Input rows:
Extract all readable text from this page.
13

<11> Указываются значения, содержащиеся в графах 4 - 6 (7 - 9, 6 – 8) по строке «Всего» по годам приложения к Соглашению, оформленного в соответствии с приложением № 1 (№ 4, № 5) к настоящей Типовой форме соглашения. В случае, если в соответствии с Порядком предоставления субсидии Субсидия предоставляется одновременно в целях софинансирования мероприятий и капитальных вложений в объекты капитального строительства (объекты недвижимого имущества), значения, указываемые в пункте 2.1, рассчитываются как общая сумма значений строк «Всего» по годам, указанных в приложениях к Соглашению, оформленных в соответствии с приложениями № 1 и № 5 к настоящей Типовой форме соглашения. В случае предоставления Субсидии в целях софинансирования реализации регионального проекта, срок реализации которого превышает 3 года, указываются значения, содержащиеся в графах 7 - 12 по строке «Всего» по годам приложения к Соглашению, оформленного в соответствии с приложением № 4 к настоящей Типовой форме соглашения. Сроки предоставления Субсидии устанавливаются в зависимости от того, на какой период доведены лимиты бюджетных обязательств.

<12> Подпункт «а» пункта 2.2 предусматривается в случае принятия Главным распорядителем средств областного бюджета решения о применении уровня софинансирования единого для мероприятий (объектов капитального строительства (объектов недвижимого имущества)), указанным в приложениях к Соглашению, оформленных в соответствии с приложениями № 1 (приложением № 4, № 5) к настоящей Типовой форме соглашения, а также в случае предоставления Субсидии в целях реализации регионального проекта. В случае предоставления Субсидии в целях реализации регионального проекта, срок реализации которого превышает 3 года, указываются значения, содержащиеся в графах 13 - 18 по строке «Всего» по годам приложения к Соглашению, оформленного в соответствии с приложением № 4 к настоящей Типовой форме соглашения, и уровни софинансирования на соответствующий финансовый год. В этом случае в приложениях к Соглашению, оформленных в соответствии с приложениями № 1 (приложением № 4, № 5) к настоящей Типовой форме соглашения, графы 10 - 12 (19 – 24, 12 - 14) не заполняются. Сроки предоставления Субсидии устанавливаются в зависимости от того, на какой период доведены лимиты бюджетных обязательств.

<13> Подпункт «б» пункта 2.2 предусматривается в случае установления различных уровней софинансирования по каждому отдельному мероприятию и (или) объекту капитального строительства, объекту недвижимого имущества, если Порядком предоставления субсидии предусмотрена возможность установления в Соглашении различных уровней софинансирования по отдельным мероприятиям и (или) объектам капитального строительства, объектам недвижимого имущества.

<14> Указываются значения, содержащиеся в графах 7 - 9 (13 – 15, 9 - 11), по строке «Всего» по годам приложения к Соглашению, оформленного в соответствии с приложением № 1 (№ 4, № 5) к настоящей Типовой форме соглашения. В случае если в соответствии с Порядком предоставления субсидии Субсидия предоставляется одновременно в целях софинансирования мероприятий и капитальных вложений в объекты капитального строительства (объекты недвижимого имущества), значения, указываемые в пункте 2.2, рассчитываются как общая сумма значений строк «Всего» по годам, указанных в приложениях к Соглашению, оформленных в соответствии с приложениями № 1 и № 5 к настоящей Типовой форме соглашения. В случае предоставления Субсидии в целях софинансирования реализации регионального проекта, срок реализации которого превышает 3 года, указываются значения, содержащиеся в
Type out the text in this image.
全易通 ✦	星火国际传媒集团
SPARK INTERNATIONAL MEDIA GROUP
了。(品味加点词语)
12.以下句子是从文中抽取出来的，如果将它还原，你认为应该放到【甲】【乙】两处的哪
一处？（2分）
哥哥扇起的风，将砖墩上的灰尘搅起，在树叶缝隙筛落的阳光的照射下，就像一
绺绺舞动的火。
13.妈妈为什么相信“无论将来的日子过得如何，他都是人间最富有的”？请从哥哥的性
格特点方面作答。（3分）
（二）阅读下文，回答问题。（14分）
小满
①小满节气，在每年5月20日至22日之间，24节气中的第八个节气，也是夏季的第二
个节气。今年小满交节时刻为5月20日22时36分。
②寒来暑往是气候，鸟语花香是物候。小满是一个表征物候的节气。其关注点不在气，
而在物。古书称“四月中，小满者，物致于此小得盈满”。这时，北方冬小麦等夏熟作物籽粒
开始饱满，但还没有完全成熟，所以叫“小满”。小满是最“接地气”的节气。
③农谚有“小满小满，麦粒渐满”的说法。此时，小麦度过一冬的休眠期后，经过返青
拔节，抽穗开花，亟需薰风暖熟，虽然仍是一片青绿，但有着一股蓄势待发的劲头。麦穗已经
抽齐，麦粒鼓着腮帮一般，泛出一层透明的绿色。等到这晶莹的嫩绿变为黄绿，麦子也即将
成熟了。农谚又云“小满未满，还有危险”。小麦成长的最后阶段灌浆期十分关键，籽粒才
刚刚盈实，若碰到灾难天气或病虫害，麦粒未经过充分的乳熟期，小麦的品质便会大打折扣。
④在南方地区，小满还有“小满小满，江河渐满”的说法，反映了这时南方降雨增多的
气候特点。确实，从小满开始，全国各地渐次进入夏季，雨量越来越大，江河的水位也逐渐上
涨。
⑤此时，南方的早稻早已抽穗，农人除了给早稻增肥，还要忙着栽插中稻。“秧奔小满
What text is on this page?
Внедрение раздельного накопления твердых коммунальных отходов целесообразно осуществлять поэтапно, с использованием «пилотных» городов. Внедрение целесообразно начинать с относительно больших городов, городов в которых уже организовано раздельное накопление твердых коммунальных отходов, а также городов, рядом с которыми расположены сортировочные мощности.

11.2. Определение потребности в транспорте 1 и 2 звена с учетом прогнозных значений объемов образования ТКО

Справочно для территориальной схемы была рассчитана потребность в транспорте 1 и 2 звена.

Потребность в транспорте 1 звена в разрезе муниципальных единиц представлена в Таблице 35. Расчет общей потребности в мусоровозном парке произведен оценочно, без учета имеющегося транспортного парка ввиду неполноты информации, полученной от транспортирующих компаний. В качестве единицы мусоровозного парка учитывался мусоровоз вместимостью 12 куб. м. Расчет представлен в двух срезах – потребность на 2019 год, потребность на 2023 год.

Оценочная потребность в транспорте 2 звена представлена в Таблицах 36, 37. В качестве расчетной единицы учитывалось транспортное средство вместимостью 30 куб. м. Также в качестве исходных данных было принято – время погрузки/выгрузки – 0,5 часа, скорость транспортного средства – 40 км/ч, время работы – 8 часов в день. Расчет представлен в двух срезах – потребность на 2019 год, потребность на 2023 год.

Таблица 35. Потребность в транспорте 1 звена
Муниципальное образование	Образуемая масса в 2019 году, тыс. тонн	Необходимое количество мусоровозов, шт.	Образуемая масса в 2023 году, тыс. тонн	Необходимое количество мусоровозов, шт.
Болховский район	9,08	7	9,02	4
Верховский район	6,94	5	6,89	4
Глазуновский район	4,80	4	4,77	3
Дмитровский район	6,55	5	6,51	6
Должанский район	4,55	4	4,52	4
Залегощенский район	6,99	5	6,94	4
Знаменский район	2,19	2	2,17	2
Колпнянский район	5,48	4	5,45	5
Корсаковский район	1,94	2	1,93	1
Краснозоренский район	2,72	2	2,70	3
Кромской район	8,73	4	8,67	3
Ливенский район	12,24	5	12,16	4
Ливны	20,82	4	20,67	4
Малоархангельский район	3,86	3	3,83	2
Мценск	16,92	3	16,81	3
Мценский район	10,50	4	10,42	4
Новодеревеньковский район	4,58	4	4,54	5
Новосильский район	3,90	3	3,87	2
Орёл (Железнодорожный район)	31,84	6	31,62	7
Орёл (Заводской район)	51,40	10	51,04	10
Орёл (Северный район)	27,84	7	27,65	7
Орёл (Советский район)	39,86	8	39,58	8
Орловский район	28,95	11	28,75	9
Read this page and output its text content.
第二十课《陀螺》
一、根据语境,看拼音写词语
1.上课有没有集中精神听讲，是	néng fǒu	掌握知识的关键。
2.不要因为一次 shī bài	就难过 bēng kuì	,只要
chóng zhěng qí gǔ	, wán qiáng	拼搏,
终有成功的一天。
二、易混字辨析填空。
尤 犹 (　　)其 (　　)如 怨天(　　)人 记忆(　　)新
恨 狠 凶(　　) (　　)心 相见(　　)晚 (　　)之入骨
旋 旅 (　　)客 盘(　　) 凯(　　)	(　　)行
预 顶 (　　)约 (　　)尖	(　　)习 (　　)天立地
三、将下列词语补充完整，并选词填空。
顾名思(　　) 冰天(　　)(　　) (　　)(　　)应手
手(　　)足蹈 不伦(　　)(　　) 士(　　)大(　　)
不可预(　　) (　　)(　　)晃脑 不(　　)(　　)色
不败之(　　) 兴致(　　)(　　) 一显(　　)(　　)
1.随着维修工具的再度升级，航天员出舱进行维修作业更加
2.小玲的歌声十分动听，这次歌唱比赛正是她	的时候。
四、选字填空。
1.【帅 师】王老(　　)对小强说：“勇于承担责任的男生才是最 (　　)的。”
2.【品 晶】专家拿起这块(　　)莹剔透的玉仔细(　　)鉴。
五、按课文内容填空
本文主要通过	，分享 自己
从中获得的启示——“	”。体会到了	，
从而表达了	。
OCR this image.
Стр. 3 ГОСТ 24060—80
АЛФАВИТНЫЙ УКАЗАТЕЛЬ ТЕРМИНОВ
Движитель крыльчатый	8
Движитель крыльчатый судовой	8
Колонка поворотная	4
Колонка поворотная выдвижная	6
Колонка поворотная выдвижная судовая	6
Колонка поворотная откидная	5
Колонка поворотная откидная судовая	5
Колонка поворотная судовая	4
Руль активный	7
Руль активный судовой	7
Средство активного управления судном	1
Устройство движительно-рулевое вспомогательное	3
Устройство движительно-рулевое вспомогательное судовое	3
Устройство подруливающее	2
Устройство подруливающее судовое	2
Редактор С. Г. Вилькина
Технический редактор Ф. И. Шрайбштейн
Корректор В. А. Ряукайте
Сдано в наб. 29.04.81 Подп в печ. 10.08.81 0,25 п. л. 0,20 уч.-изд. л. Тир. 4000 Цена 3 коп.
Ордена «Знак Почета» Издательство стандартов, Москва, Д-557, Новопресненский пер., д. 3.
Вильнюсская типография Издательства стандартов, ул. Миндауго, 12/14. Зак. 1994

What to work on: Scan the records above for the string "рулевое", then select every line that holds it.

Answer to this problem:
Устройство движительно-рулевое вспомогательное	3
Устройство движительно-рулевое вспомогательное судовое	3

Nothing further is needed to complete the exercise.